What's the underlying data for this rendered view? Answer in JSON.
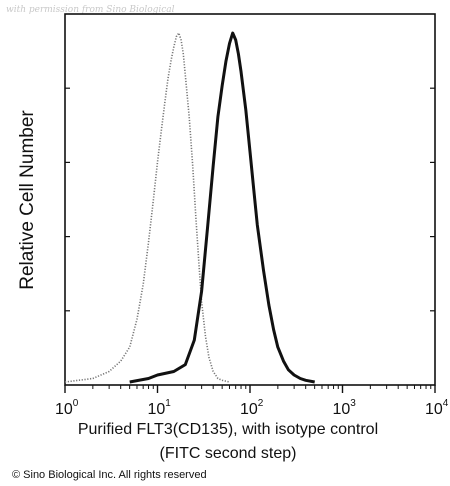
{
  "watermark": "with permission from Sino Biological",
  "copyright": "© Sino Biological Inc. All rights reserved",
  "chart_data": {
    "type": "line",
    "xscale": "log",
    "xlim": [
      1,
      10000
    ],
    "ylabel": "Relative Cell Number",
    "xlabel_line1": "Purified FLT3(CD135), with isotype control",
    "xlabel_line2": "(FITC second step)",
    "x_ticks": [
      {
        "base": "10",
        "exp": "0",
        "value": 1
      },
      {
        "base": "10",
        "exp": "1",
        "value": 10
      },
      {
        "base": "10",
        "exp": "2",
        "value": 100
      },
      {
        "base": "10",
        "exp": "3",
        "value": 1000
      },
      {
        "base": "10",
        "exp": "4",
        "value": 10000
      }
    ],
    "grid": false,
    "series": [
      {
        "style": "dotted",
        "color": "#777777",
        "x": [
          1,
          2,
          3,
          4,
          5,
          6,
          7,
          8,
          9,
          10,
          11,
          12,
          13,
          14,
          15,
          16,
          17,
          18,
          19,
          20,
          22,
          24,
          26,
          28,
          30,
          33,
          36,
          40,
          45,
          50,
          60
        ],
        "y": [
          0,
          1,
          3,
          6,
          10,
          18,
          28,
          40,
          52,
          63,
          72,
          80,
          87,
          92,
          96,
          99,
          100,
          98,
          94,
          88,
          76,
          62,
          47,
          34,
          23,
          13,
          7,
          3,
          1,
          0.5,
          0
        ]
      },
      {
        "style": "solid",
        "color": "#111111",
        "x": [
          5,
          8,
          10,
          15,
          20,
          25,
          30,
          35,
          40,
          45,
          50,
          55,
          60,
          65,
          70,
          75,
          80,
          90,
          100,
          110,
          120,
          140,
          160,
          180,
          200,
          230,
          260,
          300,
          350,
          400,
          500
        ],
        "y": [
          0,
          1,
          2,
          3,
          5,
          12,
          26,
          45,
          62,
          76,
          85,
          92,
          97,
          100,
          98,
          94,
          89,
          78,
          66,
          55,
          45,
          32,
          22,
          15,
          10,
          6,
          3.5,
          2,
          1,
          0.5,
          0
        ]
      }
    ]
  }
}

....

## Required work
Note each line of the entries that has "Biological" in it, and copy those lines.

## The solution
  "watermark": "with permission from Sino Biological",
  "copyright": "© Sino Biological Inc. All rights reserved",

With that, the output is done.